** Start of DATA FOR THIS TASK **
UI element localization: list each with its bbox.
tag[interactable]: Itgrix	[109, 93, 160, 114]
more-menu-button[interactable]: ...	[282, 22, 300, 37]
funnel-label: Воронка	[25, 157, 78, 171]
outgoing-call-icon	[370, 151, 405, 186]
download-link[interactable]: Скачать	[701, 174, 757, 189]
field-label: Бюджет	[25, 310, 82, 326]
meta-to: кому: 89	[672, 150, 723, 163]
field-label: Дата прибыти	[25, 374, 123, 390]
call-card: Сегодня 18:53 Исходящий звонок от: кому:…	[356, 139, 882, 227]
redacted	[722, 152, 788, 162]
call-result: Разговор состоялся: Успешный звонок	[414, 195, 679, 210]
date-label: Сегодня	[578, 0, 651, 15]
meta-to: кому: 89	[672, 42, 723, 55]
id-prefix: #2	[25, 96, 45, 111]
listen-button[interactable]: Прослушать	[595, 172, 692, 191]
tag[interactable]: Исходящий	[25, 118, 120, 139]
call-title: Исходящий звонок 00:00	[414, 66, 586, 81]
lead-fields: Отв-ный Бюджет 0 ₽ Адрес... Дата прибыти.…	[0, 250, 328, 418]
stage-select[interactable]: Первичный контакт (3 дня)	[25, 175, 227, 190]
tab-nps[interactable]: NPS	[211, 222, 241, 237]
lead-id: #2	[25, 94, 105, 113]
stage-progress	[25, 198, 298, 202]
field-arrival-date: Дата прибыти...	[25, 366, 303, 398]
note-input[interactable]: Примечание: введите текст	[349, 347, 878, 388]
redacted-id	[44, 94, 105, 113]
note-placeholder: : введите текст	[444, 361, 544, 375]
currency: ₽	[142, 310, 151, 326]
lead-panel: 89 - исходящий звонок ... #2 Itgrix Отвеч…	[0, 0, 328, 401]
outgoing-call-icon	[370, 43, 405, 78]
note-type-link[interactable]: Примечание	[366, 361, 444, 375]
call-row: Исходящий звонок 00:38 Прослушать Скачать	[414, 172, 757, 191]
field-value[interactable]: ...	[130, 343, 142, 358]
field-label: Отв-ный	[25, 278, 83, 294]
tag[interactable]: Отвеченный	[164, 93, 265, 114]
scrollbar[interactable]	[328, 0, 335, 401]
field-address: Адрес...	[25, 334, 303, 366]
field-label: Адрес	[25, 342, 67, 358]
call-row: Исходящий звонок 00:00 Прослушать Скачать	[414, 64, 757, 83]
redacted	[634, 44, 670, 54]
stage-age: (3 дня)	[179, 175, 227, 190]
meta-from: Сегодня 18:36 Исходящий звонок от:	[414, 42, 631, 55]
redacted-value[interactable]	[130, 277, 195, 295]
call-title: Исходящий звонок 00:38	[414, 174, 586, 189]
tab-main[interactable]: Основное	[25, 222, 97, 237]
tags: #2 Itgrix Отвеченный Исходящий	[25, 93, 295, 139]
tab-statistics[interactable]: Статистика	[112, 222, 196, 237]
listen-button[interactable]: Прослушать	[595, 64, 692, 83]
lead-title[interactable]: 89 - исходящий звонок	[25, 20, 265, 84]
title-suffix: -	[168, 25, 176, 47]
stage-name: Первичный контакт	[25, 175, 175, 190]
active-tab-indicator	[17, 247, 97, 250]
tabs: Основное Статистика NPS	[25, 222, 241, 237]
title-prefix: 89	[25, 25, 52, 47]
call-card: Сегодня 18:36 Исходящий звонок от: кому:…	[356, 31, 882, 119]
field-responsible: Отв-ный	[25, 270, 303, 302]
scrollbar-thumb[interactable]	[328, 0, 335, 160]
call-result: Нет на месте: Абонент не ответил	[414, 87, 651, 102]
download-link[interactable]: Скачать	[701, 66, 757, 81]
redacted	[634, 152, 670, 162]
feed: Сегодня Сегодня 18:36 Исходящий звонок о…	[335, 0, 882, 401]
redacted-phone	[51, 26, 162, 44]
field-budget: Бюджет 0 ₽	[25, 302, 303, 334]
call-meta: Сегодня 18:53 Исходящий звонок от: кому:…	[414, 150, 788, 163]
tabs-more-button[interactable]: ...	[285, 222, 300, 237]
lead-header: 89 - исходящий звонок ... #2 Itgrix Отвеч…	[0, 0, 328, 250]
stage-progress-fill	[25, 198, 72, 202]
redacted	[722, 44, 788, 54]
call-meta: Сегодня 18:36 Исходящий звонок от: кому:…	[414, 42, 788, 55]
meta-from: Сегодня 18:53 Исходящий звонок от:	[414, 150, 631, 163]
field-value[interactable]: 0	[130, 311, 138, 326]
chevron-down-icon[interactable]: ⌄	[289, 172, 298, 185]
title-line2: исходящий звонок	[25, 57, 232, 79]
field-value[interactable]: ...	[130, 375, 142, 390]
** End of DATA FOR THIS TASK **
GOAL. Please copy every row above word for word, without changing anything.

WRITTEN ANSWER.
UI element localization: list each with its bbox.
tag[interactable]: Itgrix	[109, 93, 160, 114]
more-menu-button[interactable]: ...	[282, 22, 300, 37]
funnel-label: Воронка	[25, 157, 78, 171]
outgoing-call-icon	[370, 151, 405, 186]
download-link[interactable]: Скачать	[701, 174, 757, 189]
field-label: Бюджет	[25, 310, 82, 326]
meta-to: кому: 89	[672, 150, 723, 163]
field-label: Дата прибыти	[25, 374, 123, 390]
call-card: Сегодня 18:53 Исходящий звонок от: кому:…	[356, 139, 882, 227]
redacted	[722, 152, 788, 162]
call-result: Разговор состоялся: Успешный звонок	[414, 195, 679, 210]
date-label: Сегодня	[578, 0, 651, 15]
meta-to: кому: 89	[672, 42, 723, 55]
id-prefix: #2	[25, 96, 45, 111]
listen-button[interactable]: Прослушать	[595, 172, 692, 191]
tag[interactable]: Исходящий	[25, 118, 120, 139]
call-title: Исходящий звонок 00:00	[414, 66, 586, 81]
lead-fields: Отв-ный Бюджет 0 ₽ Адрес... Дата прибыти.…	[0, 250, 328, 418]
stage-select[interactable]: Первичный контакт (3 дня)	[25, 175, 227, 190]
tab-nps[interactable]: NPS	[211, 222, 241, 237]
lead-id: #2	[25, 94, 105, 113]
stage-progress	[25, 198, 298, 202]
field-arrival-date: Дата прибыти...	[25, 366, 303, 398]
note-input[interactable]: Примечание: введите текст	[349, 347, 878, 388]
redacted-id	[44, 94, 105, 113]
note-placeholder: : введите текст	[444, 361, 544, 375]
currency: ₽	[142, 310, 151, 326]
lead-panel: 89 - исходящий звонок ... #2 Itgrix Отвеч…	[0, 0, 328, 401]
outgoing-call-icon	[370, 43, 405, 78]
note-type-link[interactable]: Примечание	[366, 361, 444, 375]
call-row: Исходящий звонок 00:38 Прослушать Скачать	[414, 172, 757, 191]
field-value[interactable]: ...	[130, 343, 142, 358]
field-label: Отв-ный	[25, 278, 83, 294]
tag[interactable]: Отвеченный	[164, 93, 265, 114]
scrollbar[interactable]	[328, 0, 335, 401]
field-address: Адрес...	[25, 334, 303, 366]
field-label: Адрес	[25, 342, 67, 358]
call-row: Исходящий звонок 00:00 Прослушать Скачать	[414, 64, 757, 83]
redacted	[634, 44, 670, 54]
stage-age: (3 дня)	[179, 175, 227, 190]
meta-from: Сегодня 18:36 Исходящий звонок от:	[414, 42, 631, 55]
redacted-value[interactable]	[130, 277, 195, 295]
call-title: Исходящий звонок 00:38	[414, 174, 586, 189]
tab-main[interactable]: Основное	[25, 222, 97, 237]
tags: #2 Itgrix Отвеченный Исходящий	[25, 93, 295, 139]
tab-statistics[interactable]: Статистика	[112, 222, 196, 237]
listen-button[interactable]: Прослушать	[595, 64, 692, 83]
lead-title[interactable]: 89 - исходящий звонок	[25, 20, 265, 84]
title-suffix: -	[168, 25, 176, 47]
stage-name: Первичный контакт	[25, 175, 175, 190]
active-tab-indicator	[17, 247, 97, 250]
tabs: Основное Статистика NPS	[25, 222, 241, 237]
title-prefix: 89	[25, 25, 52, 47]
call-card: Сегодня 18:36 Исходящий звонок от: кому:…	[356, 31, 882, 119]
field-responsible: Отв-ный	[25, 270, 303, 302]
scrollbar-thumb[interactable]	[328, 0, 335, 160]
call-result: Нет на месте: Абонент не ответил	[414, 87, 651, 102]
download-link[interactable]: Скачать	[701, 66, 757, 81]
redacted	[634, 152, 670, 162]
feed: Сегодня Сегодня 18:36 Исходящий звонок о…	[335, 0, 882, 401]
redacted-phone	[51, 26, 162, 44]
field-budget: Бюджет 0 ₽	[25, 302, 303, 334]
call-meta: Сегодня 18:53 Исходящий звонок от: кому:…	[414, 150, 788, 163]
tabs-more-button[interactable]: ...	[285, 222, 300, 237]
lead-header: 89 - исходящий звонок ... #2 Itgrix Отвеч…	[0, 0, 328, 250]
stage-progress-fill	[25, 198, 72, 202]
redacted	[722, 44, 788, 54]
call-meta: Сегодня 18:36 Исходящий звонок от: кому:…	[414, 42, 788, 55]
meta-from: Сегодня 18:53 Исходящий звонок от:	[414, 150, 631, 163]
field-value[interactable]: 0	[130, 311, 138, 326]
chevron-down-icon[interactable]: ⌄	[289, 172, 298, 185]
title-line2: исходящий звонок	[25, 57, 232, 79]
field-value[interactable]: ...	[130, 375, 142, 390]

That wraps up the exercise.